**Enunciado 1**
Como fica em inglês esta frase do texto sobre a lógica do mercado na política: "No Brasil de hoje, essa lógica fatal vem contaminando as instâncias decisivas do poder estatal."?
**Enunciado 2**
Pode dar sequência ao texto sobre a lógica do mercado na política a partir do ponto em que ele termina?

Luiz Gonzaga Belluzzo( foto)*
Entre mortos e afogados, flutua impávida a estrutura do poder real
“As normas do mercado passaram a ditar as regras da vida
política. No Brasil de hoje, essa lógica fatal vem contaminando as
instâncias decisivas do poder estatal. O sistema partidário e o
financiamento das campanhas eleitorais parecem engendrados com o
propósito de transformar o Congresso num mercado de balcão, onde os
gritos de “compro” e “vendo” tornam ridícula a hipocrisia dos discursos
moralistas dos plenários”, escreve Luiz Gonzaga Belluzzo, economista, em texto em que reescreve um artigo publicado por ocasião da renúncia do então senador Antonio Carlos Magalhães. O artigo reescrito é publicado por CartaCapital, 19-05-2016.
Segundo o economista, "mudam as máscaras, mas os personagens são os
mesmos. Ao contrário do que se divulga, os senhores tornaram-se mais
ferozes. Mas aprenderam a usar métodos mais sutis e eficientes para
torturar coletivamente os cidadãos com as técnicas da desinformação, do
massacre ideológico e da “espetacularização” da política”.
Eis o artigo.

**Informações exibidas**
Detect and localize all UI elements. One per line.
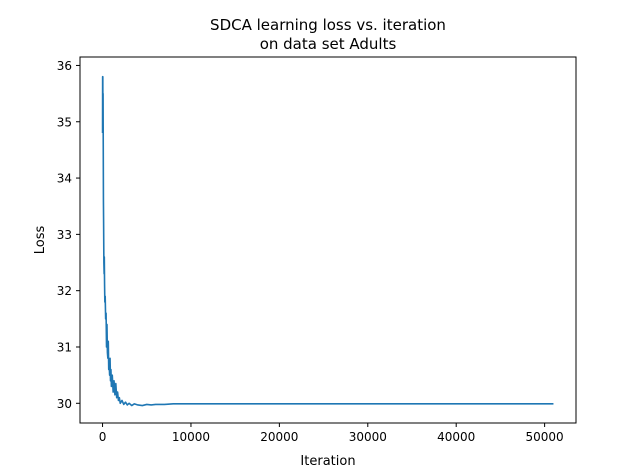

**Resposta do exercício 1**
In today's Brazil, this fatal logic has been contaminating the decisive bodies of state power.

**Resposta do exercício 2**
A produção nacional de cadáveres vai de vento em popa. Não falo dos milhares sucumbidos diante da violência
explícita ou implícita que toma conta do País. Neste momento, o sistema
de poder e do dinheiro, a fonte de toda a violência, prepara as
exéquias de mais um cadáver notório.
O epitáfio de Eduardo Cunha
é estampado em editoriais que alteiam a voz do moralismo para esconder a
cumplicidade do defunto, um servidor fiel daqueles que agora promovem a
sua liquidação moral e política. Diria o personagem de Lampedusa no Leopardo:
“É preciso mudar para que tudo continue como está”. O transformismo à
brasileira é mais cruel: “É preciso assassinar os súditos mais nobres
para preservar a reprodução das engrenagens do poder”. Os porta-vozes do
establishment nativo se encarregam do conhecido esporte, o chute ao
cadáver.
No Congresso e fora dele, os maganos e maganões da
República já preparam requintados pontapés na carcaça de quem, afinal,
serviu e serve tão bem aos seus interesses e apetites. Foi assim,
diga-se, que escaparam do naufrágio do regime militar e foram entronizados na democracia como corifeus das liberdades.
Os fâmulos de Eduardo enfrentam, porém, uma dúvida
terrível: não sabem se, de fato, o cadáver está bem morto. Sendo o
defunto notório e possuidor de amplos e reconhecidos saberes sobre as
mazelas da política nativa, os estragos de uma ressurreição ou de um
último suspiro podem ser pavorosos. Imagino as angústias que nesta hora
oprimem os corações de alguns acusadores de ocasião.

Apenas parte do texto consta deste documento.